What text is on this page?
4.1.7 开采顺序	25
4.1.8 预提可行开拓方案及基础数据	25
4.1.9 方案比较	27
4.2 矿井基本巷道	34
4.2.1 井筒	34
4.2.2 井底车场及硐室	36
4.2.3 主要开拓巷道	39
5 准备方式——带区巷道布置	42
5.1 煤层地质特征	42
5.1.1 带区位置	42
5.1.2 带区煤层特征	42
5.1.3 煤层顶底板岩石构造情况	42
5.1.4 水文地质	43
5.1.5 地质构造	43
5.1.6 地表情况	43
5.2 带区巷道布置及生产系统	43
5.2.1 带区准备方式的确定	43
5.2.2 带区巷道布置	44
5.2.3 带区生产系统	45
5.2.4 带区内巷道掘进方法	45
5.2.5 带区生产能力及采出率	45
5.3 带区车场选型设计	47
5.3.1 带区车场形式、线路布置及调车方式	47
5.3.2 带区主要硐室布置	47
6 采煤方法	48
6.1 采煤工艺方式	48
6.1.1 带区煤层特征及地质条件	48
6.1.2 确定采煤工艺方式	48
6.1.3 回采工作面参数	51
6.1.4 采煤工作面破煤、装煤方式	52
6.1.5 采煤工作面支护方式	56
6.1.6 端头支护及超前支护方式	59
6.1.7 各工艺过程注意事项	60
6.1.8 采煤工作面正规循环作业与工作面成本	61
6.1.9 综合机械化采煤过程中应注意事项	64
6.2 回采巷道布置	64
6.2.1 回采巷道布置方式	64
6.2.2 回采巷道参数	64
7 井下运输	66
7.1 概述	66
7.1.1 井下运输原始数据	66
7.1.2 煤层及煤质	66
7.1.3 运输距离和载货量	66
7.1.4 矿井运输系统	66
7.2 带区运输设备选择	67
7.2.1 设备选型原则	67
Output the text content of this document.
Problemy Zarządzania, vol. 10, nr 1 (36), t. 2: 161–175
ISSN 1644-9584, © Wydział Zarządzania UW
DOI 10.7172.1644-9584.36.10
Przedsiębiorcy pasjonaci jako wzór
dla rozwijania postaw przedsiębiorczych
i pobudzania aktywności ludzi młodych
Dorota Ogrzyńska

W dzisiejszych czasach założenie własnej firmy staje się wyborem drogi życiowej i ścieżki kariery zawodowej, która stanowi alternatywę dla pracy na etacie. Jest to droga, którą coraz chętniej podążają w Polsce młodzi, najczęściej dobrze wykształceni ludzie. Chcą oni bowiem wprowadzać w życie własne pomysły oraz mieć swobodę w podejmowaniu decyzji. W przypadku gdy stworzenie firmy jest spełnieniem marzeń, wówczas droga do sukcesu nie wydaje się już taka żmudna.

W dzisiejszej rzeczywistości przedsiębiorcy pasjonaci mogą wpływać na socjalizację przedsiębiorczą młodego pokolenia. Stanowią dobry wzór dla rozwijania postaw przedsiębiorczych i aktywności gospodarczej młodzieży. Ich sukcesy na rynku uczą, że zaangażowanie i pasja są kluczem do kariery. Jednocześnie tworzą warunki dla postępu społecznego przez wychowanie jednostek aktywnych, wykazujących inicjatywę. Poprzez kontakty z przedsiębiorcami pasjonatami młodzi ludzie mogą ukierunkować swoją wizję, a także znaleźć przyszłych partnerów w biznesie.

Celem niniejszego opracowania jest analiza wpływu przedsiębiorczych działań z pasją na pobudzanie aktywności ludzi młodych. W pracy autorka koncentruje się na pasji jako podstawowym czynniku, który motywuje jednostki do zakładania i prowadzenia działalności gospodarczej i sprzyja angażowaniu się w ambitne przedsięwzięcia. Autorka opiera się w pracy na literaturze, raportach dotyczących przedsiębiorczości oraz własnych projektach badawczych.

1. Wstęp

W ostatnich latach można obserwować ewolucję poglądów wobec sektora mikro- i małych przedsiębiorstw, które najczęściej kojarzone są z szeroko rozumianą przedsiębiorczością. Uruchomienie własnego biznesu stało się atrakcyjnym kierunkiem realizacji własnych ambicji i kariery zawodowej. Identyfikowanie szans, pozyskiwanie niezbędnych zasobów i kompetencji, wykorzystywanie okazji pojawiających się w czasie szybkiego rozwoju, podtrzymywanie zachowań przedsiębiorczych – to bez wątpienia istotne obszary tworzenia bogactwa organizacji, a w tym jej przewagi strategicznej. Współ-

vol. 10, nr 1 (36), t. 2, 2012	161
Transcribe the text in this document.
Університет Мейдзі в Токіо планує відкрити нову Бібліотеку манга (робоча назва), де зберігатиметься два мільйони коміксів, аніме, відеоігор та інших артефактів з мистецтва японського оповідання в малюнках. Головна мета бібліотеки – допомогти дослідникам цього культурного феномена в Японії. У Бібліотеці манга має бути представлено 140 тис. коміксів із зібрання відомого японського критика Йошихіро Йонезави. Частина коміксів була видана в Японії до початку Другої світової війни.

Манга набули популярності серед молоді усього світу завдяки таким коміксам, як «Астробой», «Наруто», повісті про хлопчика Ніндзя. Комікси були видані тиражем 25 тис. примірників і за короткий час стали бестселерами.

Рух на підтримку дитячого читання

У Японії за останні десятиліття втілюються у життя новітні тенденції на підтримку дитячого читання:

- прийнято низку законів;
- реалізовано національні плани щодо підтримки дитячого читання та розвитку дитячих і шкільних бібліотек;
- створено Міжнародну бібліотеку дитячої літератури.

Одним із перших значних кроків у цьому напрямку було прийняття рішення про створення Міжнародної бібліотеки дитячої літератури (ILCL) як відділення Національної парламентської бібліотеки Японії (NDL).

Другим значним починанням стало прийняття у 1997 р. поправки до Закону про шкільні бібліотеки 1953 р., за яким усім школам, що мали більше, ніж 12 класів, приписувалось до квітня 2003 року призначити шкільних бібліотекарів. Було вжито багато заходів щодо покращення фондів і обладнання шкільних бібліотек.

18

● ● ● ●

→ EXERCISE DESCRIPTION: Spot every line that holds "підтримку" and copy it.

→ REPLY TO THE EXERCISE:
Рух на підтримку дитячого читання
У Японії за останні десятиліття втілюються у життя новітні тенденції на підтримку дитячого читання:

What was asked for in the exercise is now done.